==== DATA FOR THIS TASK
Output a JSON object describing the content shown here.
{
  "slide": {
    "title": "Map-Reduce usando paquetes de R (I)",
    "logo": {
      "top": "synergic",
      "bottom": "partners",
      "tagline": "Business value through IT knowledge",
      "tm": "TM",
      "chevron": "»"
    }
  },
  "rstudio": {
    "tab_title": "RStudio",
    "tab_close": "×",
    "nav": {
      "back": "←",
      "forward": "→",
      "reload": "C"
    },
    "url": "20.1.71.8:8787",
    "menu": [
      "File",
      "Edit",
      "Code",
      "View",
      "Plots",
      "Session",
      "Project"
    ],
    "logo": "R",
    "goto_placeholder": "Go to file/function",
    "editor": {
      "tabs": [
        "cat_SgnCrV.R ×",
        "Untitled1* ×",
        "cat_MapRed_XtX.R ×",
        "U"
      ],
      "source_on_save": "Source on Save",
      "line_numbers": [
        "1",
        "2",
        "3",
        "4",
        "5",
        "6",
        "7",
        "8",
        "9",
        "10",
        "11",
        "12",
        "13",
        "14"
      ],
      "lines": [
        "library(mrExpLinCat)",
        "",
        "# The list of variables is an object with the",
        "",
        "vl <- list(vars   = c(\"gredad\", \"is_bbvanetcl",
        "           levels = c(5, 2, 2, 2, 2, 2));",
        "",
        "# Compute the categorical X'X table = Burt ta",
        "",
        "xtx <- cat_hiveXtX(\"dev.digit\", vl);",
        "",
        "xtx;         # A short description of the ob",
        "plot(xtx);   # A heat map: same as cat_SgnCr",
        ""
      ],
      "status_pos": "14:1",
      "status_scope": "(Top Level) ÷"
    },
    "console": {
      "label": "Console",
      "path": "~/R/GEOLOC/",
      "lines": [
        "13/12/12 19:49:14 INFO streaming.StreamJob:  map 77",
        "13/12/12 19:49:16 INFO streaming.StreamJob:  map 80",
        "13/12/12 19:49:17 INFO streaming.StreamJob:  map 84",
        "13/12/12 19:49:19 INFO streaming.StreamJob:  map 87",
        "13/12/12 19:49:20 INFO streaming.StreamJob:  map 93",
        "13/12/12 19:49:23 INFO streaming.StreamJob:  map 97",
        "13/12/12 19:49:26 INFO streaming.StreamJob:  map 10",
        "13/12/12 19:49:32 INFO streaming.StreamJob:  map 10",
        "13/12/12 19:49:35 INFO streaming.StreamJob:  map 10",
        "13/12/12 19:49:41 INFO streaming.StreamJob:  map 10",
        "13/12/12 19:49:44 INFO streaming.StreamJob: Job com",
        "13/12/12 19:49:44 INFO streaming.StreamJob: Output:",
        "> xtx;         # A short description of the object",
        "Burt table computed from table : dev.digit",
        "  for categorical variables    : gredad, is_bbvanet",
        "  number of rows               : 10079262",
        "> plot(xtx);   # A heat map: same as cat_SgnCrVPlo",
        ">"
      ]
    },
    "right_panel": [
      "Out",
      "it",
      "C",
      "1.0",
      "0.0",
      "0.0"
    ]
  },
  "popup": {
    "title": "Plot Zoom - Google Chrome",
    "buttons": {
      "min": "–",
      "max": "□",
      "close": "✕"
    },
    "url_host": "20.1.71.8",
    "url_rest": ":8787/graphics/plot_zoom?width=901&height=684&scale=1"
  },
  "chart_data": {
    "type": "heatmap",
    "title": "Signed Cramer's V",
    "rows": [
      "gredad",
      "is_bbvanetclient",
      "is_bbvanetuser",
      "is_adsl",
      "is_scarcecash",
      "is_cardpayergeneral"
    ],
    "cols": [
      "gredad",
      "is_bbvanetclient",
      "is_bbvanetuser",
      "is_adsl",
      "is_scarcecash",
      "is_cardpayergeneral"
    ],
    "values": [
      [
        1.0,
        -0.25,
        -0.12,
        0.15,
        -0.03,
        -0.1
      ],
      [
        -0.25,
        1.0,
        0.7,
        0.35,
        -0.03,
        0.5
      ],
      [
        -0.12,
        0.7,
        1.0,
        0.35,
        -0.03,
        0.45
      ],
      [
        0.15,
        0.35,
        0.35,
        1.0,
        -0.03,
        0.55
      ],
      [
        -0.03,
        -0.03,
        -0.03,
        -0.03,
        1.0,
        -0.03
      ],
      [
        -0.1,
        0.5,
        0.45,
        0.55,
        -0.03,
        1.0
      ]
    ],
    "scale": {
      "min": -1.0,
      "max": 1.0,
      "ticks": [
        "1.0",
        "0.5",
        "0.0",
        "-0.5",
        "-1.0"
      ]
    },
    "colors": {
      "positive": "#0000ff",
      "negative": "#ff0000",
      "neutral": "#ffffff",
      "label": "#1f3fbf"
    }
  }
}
========
→ DIRECTIONS: Return, from the data, each line that has the word "variables" in it.

→ EXERCISE ANSWER:
        "# The list of variables is an object with the",
        "  for categorical variables    : gredad, is_bbvanet",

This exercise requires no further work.